WORK TO COMPLETE >> Bring together all lines of the material below that contain the string "jefe".
** start MATERIAL SHOWN **
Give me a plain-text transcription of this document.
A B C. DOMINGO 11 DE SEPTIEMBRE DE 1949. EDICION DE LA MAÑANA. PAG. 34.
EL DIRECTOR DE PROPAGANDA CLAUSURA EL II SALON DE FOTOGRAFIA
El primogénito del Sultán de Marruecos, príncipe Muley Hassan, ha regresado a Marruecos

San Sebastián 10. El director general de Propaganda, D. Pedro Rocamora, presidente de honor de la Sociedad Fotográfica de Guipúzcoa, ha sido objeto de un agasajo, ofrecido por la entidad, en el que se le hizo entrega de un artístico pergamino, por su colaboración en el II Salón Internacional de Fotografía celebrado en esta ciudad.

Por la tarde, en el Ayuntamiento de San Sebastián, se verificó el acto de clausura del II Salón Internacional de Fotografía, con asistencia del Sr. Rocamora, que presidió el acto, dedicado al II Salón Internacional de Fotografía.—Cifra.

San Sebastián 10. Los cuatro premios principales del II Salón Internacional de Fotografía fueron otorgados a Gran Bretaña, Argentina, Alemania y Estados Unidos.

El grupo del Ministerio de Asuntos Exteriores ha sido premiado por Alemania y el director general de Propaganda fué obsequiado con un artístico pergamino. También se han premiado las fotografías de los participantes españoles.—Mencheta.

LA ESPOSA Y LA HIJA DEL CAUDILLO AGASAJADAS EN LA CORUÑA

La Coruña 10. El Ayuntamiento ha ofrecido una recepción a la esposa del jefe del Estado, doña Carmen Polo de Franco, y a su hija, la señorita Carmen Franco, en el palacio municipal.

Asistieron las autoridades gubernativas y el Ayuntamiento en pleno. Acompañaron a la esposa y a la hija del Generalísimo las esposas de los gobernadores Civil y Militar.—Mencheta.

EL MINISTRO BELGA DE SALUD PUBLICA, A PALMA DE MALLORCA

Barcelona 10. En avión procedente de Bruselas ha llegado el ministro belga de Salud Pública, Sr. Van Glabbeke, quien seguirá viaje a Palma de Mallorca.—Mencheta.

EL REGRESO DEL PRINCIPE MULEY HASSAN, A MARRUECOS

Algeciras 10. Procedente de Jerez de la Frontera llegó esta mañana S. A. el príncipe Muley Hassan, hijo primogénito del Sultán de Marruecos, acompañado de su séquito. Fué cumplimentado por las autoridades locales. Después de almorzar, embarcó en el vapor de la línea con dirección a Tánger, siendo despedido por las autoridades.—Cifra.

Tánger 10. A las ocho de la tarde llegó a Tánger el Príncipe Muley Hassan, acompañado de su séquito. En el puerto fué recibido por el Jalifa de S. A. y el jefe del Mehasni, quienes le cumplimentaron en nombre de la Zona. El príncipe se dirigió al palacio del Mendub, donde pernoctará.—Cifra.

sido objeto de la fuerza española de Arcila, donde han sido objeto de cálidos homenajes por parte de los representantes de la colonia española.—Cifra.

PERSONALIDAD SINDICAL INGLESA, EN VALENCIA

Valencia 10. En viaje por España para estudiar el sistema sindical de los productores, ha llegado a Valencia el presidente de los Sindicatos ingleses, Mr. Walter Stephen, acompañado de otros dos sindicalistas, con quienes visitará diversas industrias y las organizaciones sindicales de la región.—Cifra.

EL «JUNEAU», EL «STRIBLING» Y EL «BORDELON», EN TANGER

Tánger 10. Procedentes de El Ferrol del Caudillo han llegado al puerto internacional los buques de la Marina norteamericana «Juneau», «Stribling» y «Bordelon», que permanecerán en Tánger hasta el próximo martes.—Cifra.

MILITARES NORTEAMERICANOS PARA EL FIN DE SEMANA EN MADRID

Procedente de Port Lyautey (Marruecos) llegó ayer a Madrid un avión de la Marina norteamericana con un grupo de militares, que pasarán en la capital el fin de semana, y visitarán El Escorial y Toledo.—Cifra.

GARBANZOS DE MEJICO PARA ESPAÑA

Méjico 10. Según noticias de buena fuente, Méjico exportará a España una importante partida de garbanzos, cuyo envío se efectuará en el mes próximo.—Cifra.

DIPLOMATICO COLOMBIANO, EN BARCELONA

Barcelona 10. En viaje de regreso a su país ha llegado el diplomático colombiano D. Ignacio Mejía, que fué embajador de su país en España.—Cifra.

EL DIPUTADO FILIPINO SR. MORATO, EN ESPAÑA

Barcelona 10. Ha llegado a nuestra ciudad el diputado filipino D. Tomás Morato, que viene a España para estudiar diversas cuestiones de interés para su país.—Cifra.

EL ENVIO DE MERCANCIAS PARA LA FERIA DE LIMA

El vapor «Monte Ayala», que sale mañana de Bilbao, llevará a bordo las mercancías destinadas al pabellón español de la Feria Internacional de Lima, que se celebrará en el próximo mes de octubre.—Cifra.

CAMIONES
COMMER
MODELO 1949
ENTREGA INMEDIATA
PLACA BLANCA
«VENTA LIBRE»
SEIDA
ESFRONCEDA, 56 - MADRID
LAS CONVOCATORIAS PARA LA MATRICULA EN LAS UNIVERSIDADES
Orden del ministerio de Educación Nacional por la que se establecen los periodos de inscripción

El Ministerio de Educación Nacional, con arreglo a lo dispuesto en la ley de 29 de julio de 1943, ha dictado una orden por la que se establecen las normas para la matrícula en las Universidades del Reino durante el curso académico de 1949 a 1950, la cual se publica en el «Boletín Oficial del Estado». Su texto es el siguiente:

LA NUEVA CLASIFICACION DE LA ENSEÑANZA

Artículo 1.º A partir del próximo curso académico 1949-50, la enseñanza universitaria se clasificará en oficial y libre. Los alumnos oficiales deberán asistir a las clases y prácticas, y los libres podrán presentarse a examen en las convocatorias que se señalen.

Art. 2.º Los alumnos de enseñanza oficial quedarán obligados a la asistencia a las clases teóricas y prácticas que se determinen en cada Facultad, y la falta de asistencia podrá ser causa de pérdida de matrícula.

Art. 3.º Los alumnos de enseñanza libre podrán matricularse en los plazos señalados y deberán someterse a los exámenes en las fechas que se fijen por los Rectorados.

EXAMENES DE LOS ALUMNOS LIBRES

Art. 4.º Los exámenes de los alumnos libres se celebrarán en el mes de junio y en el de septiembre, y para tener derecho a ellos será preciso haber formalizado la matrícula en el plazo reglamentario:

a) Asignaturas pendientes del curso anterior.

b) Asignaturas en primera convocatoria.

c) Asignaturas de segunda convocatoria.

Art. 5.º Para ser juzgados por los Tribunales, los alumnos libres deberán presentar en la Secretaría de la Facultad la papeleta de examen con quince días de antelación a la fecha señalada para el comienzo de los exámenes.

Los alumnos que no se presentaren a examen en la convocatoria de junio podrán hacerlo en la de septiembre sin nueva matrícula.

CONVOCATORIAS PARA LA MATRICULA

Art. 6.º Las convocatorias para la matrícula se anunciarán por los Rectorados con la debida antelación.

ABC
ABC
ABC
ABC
** end MATERIAL SHOWN **
RESPONSE TO THIS TASK >>
La Coruña 10. El Ayuntamiento ha ofrecido una recepción a la esposa del jefe del Estado, doña Carmen Polo de Franco, y a su hija, la señorita Carmen Franco, en el palacio municipal.
Tánger 10. A las ocho de la tarde llegó a Tánger el Príncipe Muley Hassan, acompañado de su séquito. En el puerto fué recibido por el Jalifa de S. A. y el jefe del Mehasni, quienes le cumplimentaron en nombre de la Zona. El príncipe se dirigió al palacio del Mendub, donde pernoctará.—Cifra.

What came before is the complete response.